What you need to do
Pull out each line of the data that includes the word "Sepulveda".

Source data
## Start
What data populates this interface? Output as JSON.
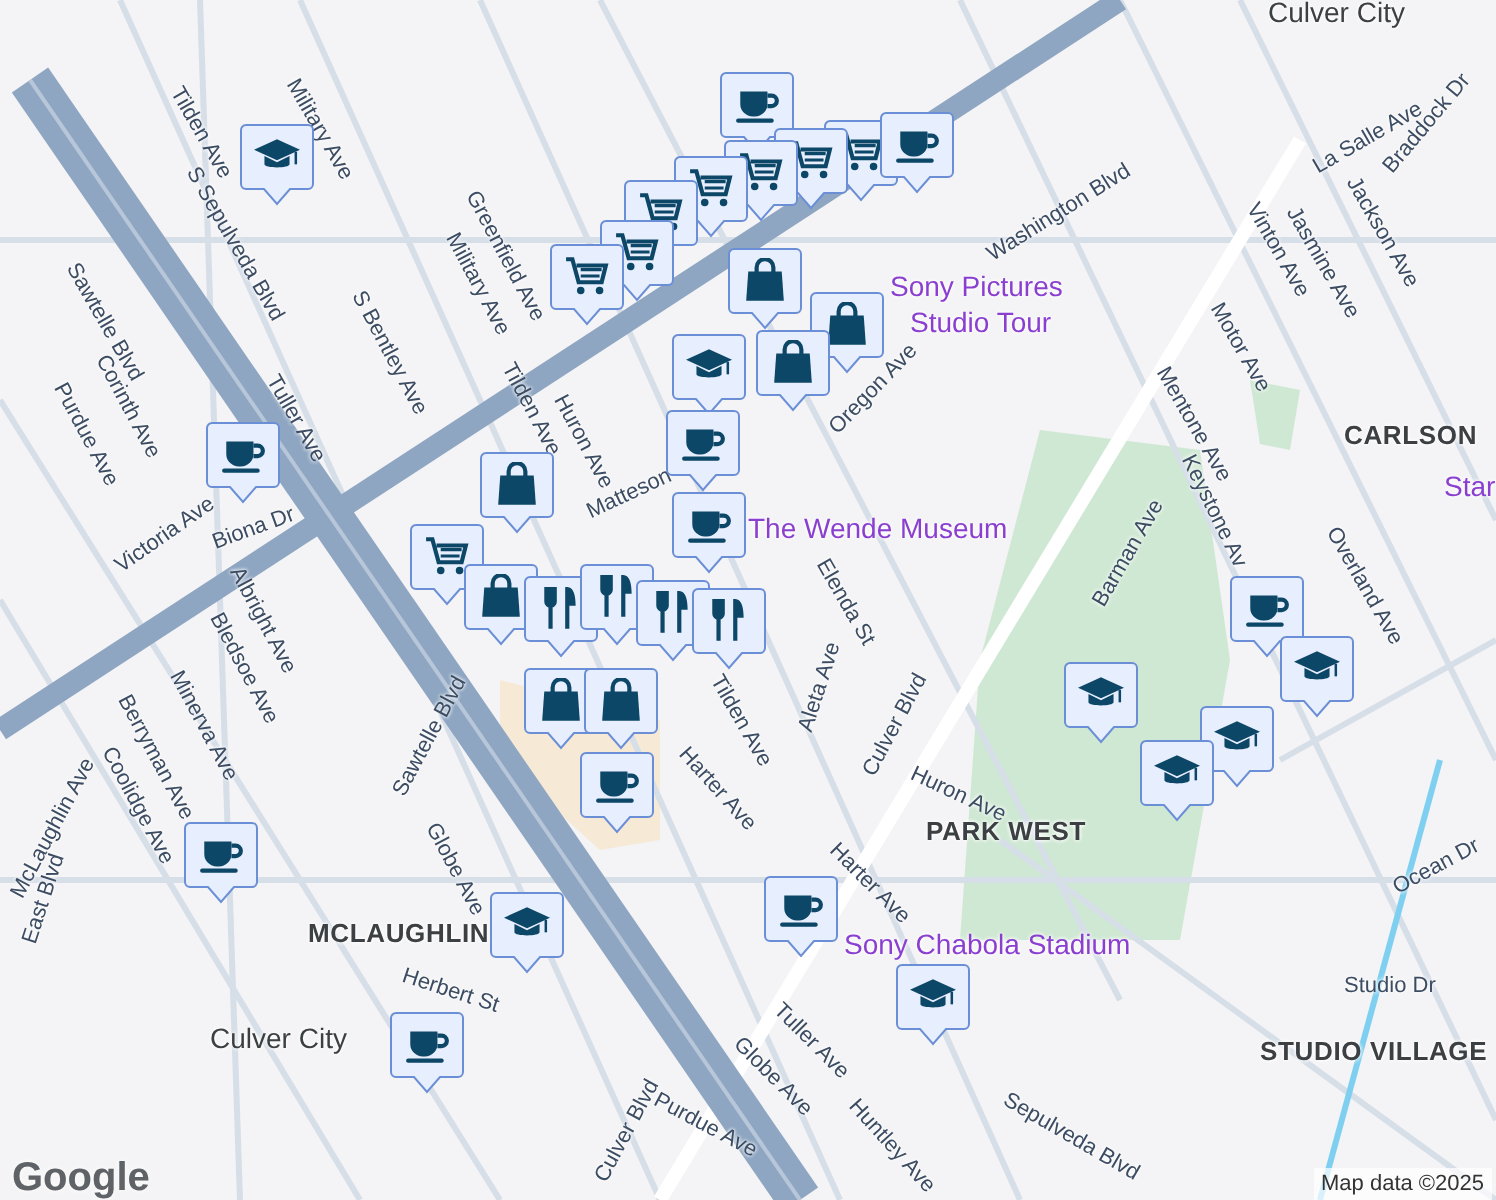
{
  "map": {
    "labels": [
      {
        "kind": "place",
        "text": "Culver City"
      },
      {
        "kind": "street",
        "text": "Military Ave"
      },
      {
        "kind": "street",
        "text": "Tilden Ave"
      },
      {
        "kind": "street",
        "text": "Braddock Dr"
      },
      {
        "kind": "street",
        "text": "La Salle Ave"
      },
      {
        "kind": "street",
        "text": "S Sepulveda Blvd"
      },
      {
        "kind": "street",
        "text": "Jackson Ave"
      },
      {
        "kind": "street",
        "text": "Greenfield Ave"
      },
      {
        "kind": "street",
        "text": "Vinton Ave"
      },
      {
        "kind": "street",
        "text": "Jasmine Ave"
      },
      {
        "kind": "street",
        "text": "Washington Blvd"
      },
      {
        "kind": "street",
        "text": "Military Ave"
      },
      {
        "kind": "street",
        "text": "Sawtelle Blvd"
      },
      {
        "kind": "poi",
        "text": "Sony Pictures"
      },
      {
        "kind": "street",
        "text": "S Bentley Ave"
      },
      {
        "kind": "poi",
        "text": "Studio Tour"
      },
      {
        "kind": "street",
        "text": "Motor Ave"
      },
      {
        "kind": "street",
        "text": "Corinth Ave"
      },
      {
        "kind": "street",
        "text": "Tilden Ave"
      },
      {
        "kind": "street",
        "text": "Mentone Ave"
      },
      {
        "kind": "street",
        "text": "Tuller Ave"
      },
      {
        "kind": "street",
        "text": "Purdue Ave"
      },
      {
        "kind": "street",
        "text": "Huron Ave"
      },
      {
        "kind": "street",
        "text": "Oregon Ave"
      },
      {
        "kind": "place",
        "text": "CARLSON"
      },
      {
        "kind": "street",
        "text": "Matteson"
      },
      {
        "kind": "poi",
        "text": "Star"
      },
      {
        "kind": "street",
        "text": "Victoria Ave"
      },
      {
        "kind": "poi",
        "text": "The Wende Museum"
      },
      {
        "kind": "street",
        "text": "Biona Dr"
      },
      {
        "kind": "street",
        "text": "Keystone Av"
      },
      {
        "kind": "street",
        "text": "Overland Ave"
      },
      {
        "kind": "street",
        "text": "Elenda St"
      },
      {
        "kind": "street",
        "text": "Albright Ave"
      },
      {
        "kind": "street",
        "text": "Barman Ave"
      },
      {
        "kind": "street",
        "text": "Bledsoe Ave"
      },
      {
        "kind": "street",
        "text": "Minerva Ave"
      },
      {
        "kind": "street",
        "text": "Tilden Ave"
      },
      {
        "kind": "street",
        "text": "Berryman Ave"
      },
      {
        "kind": "street",
        "text": "Aleta Ave"
      },
      {
        "kind": "street",
        "text": "Harter Ave"
      },
      {
        "kind": "street",
        "text": "Coolidge Ave"
      },
      {
        "kind": "street",
        "text": "Culver Blvd"
      },
      {
        "kind": "street",
        "text": "Huron Ave"
      },
      {
        "kind": "street",
        "text": "Sawtelle Blvd"
      },
      {
        "kind": "place",
        "text": "PARK WEST"
      },
      {
        "kind": "street",
        "text": "McLaughlin Ave"
      },
      {
        "kind": "street",
        "text": "Globe Ave"
      },
      {
        "kind": "street",
        "text": "Harter Ave"
      },
      {
        "kind": "street",
        "text": "Ocean Dr"
      },
      {
        "kind": "place",
        "text": "MCLAUGHLIN"
      },
      {
        "kind": "street",
        "text": "East Blvd"
      },
      {
        "kind": "poi",
        "text": "Sony Chabola Stadium"
      },
      {
        "kind": "street",
        "text": "Herbert St"
      },
      {
        "kind": "street",
        "text": "Studio Dr"
      },
      {
        "kind": "street",
        "text": "Tuller Ave"
      },
      {
        "kind": "place",
        "text": "Culver City"
      },
      {
        "kind": "street",
        "text": "Globe Ave"
      },
      {
        "kind": "place",
        "text": "STUDIO VILLAGE"
      },
      {
        "kind": "street",
        "text": "Purdue Ave"
      },
      {
        "kind": "street",
        "text": "Huntley Ave"
      },
      {
        "kind": "street",
        "text": "Sepulveda Blvd"
      },
      {
        "kind": "street",
        "text": "Culver Blvd"
      }
    ],
    "markers": [
      {
        "kind": "cap"
      },
      {
        "kind": "coffee"
      },
      {
        "kind": "cart"
      },
      {
        "kind": "cart"
      },
      {
        "kind": "cart"
      },
      {
        "kind": "cart"
      },
      {
        "kind": "cart"
      },
      {
        "kind": "cart"
      },
      {
        "kind": "cart"
      },
      {
        "kind": "coffee"
      },
      {
        "kind": "bag"
      },
      {
        "kind": "bag"
      },
      {
        "kind": "cap"
      },
      {
        "kind": "bag"
      },
      {
        "kind": "coffee"
      },
      {
        "kind": "coffee"
      },
      {
        "kind": "bag"
      },
      {
        "kind": "cart"
      },
      {
        "kind": "bag"
      },
      {
        "kind": "utensils"
      },
      {
        "kind": "utensils"
      },
      {
        "kind": "utensils"
      },
      {
        "kind": "utensils"
      },
      {
        "kind": "bag"
      },
      {
        "kind": "bag"
      },
      {
        "kind": "coffee"
      },
      {
        "kind": "coffee"
      },
      {
        "kind": "coffee"
      },
      {
        "kind": "cap"
      },
      {
        "kind": "coffee"
      },
      {
        "kind": "coffee"
      },
      {
        "kind": "cap"
      },
      {
        "kind": "coffee"
      },
      {
        "kind": "cap"
      },
      {
        "kind": "cap"
      },
      {
        "kind": "cap"
      },
      {
        "kind": "cap"
      }
    ]
  },
  "logo": "Google",
  "attribution": "Map data ©2025"
}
## End
Response to this exercise
        "text": "S Sepulveda Blvd"
        "text": "Sepulveda Blvd"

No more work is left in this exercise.